### [STATED PROBLEM]
Each entry below is to be written out exactly, and the pictures are to be left out.

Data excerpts
------------------------------------------------
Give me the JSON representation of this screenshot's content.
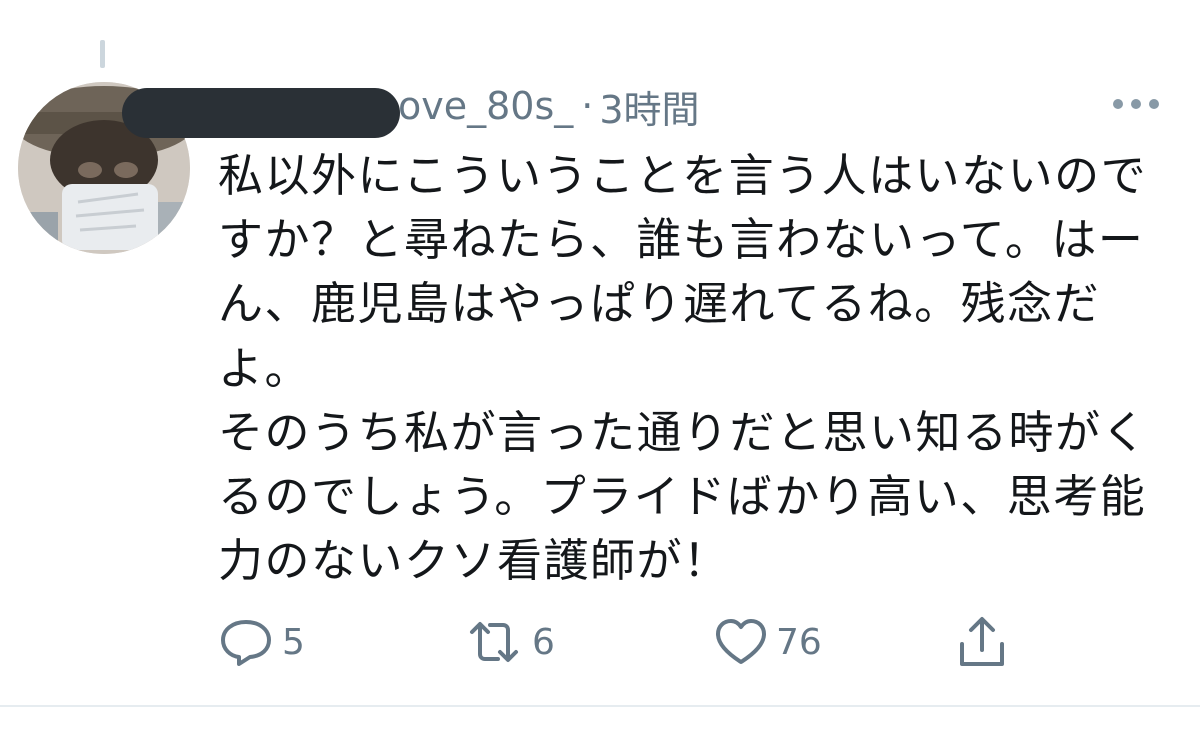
{
  "tweet": {
    "handle_visible": "ove_80s_",
    "separator": "·",
    "timestamp": "3時間",
    "text_lines": [
      "私以外にこういうことを言う人はいないので",
      "すか？と尋ねたら、誰も言わないって。はー",
      "ん、鹿児島はやっぱり遅れてるね。残念だ",
      "よ。",
      "そのうち私が言った通りだと思い知る時がく",
      "るのでしょう。プライドばかり高い、思考能",
      "力のないクソ看護師が！"
    ]
  },
  "actions": {
    "reply_count": "5",
    "retweet_count": "6",
    "like_count": "76"
  },
  "icons": {
    "more": "more-horizontal-icon",
    "reply": "reply-icon",
    "retweet": "retweet-icon",
    "like": "heart-icon",
    "share": "share-icon"
  },
  "colors": {
    "text": "#14171a",
    "secondary": "#657786",
    "redaction": "#2a3036",
    "divider": "#e6ecf0"
  }
}
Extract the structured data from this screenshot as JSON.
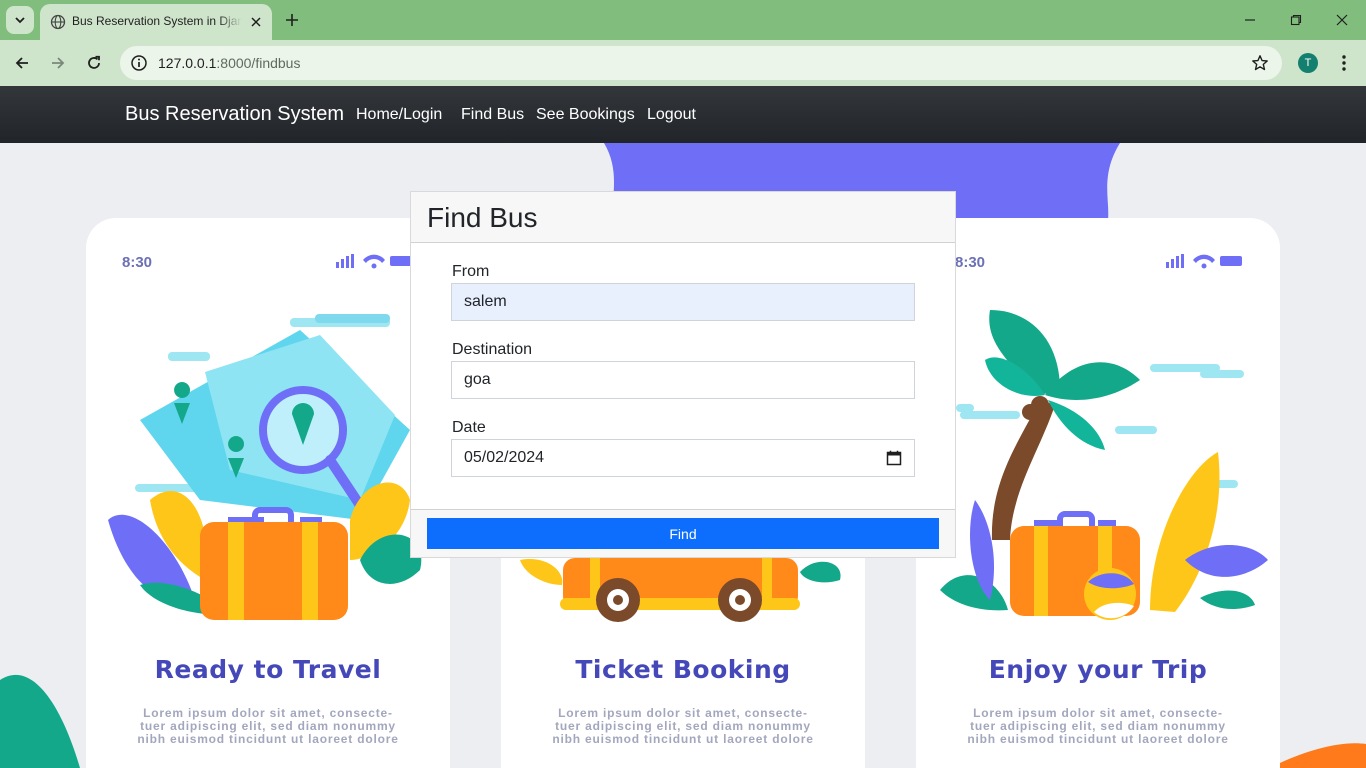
{
  "browser": {
    "tab_title": "Bus Reservation System in Django",
    "url_host": "127.0.0.1",
    "url_path": ":8000/findbus",
    "profile_initial": "T"
  },
  "navbar": {
    "brand": "Bus Reservation System",
    "links": [
      "Home/Login",
      "Find Bus",
      "See Bookings",
      "Logout"
    ]
  },
  "form": {
    "title": "Find Bus",
    "from_label": "From",
    "from_value": "salem",
    "destination_label": "Destination",
    "destination_value": "goa",
    "date_label": "Date",
    "date_value": "05/02/2024",
    "submit_label": "Find"
  },
  "background": {
    "phone_time": "8:30",
    "cards": [
      {
        "heading": "Ready to Travel",
        "body": [
          "Lorem ipsum dolor sit amet, consecte-",
          "tuer adipiscing elit, sed diam nonummy",
          "nibh euismod tincidunt ut laoreet dolore"
        ]
      },
      {
        "heading": "Ticket Booking",
        "body": [
          "Lorem ipsum dolor sit amet, consecte-",
          "tuer adipiscing elit, sed diam nonummy",
          "nibh euismod tincidunt ut laoreet dolore"
        ]
      },
      {
        "heading": "Enjoy your Trip",
        "body": [
          "Lorem ipsum dolor sit amet, consecte-",
          "tuer adipiscing elit, sed diam nonummy",
          "nibh euismod tincidunt ut laoreet dolore"
        ]
      }
    ]
  },
  "colors": {
    "chrome_green": "#81bd7c",
    "navbar_dark": "#212529",
    "primary_button": "#0d6efd",
    "illustration_purple": "#6e6ef7",
    "heading_indigo": "#4548b8"
  }
}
------------------------------------------------
### [COMPLETED EXERCISE]
Give me the JSON representation of this screenshot's content.
{
  "tweet": {
    "handle_visible": "ove_80s_",
    "separator": "·",
    "timestamp": "3時間",
    "text_lines": [
      "私以外にこういうことを言う人はいないので",
      "すか？と尋ねたら、誰も言わないって。はー",
      "ん、鹿児島はやっぱり遅れてるね。残念だ",
      "よ。",
      "そのうち私が言った通りだと思い知る時がく",
      "るのでしょう。プライドばかり高い、思考能",
      "力のないクソ看護師が！"
    ]
  },
  "actions": {
    "reply_count": "5",
    "retweet_count": "6",
    "like_count": "76"
  },
  "icons": {
    "more": "more-horizontal-icon",
    "reply": "reply-icon",
    "retweet": "retweet-icon",
    "like": "heart-icon",
    "share": "share-icon"
  },
  "colors": {
    "text": "#14171a",
    "secondary": "#657786",
    "redaction": "#2a3036",
    "divider": "#e6ecf0"
  }
}
Extract the structured data from this screenshot as JSON.
{
  "browser": {
    "tab_title": "Bus Reservation System in Django",
    "url_host": "127.0.0.1",
    "url_path": ":8000/findbus",
    "profile_initial": "T"
  },
  "navbar": {
    "brand": "Bus Reservation System",
    "links": [
      "Home/Login",
      "Find Bus",
      "See Bookings",
      "Logout"
    ]
  },
  "form": {
    "title": "Find Bus",
    "from_label": "From",
    "from_value": "salem",
    "destination_label": "Destination",
    "destination_value": "goa",
    "date_label": "Date",
    "date_value": "05/02/2024",
    "submit_label": "Find"
  },
  "background": {
    "phone_time": "8:30",
    "cards": [
      {
        "heading": "Ready to Travel",
        "body": [
          "Lorem ipsum dolor sit amet, consecte-",
          "tuer adipiscing elit, sed diam nonummy",
          "nibh euismod tincidunt ut laoreet dolore"
        ]
      },
      {
        "heading": "Ticket Booking",
        "body": [
          "Lorem ipsum dolor sit amet, consecte-",
          "tuer adipiscing elit, sed diam nonummy",
          "nibh euismod tincidunt ut laoreet dolore"
        ]
      },
      {
        "heading": "Enjoy your Trip",
        "body": [
          "Lorem ipsum dolor sit amet, consecte-",
          "tuer adipiscing elit, sed diam nonummy",
          "nibh euismod tincidunt ut laoreet dolore"
        ]
      }
    ]
  },
  "colors": {
    "chrome_green": "#81bd7c",
    "navbar_dark": "#212529",
    "primary_button": "#0d6efd",
    "illustration_purple": "#6e6ef7",
    "heading_indigo": "#4548b8"
  }
}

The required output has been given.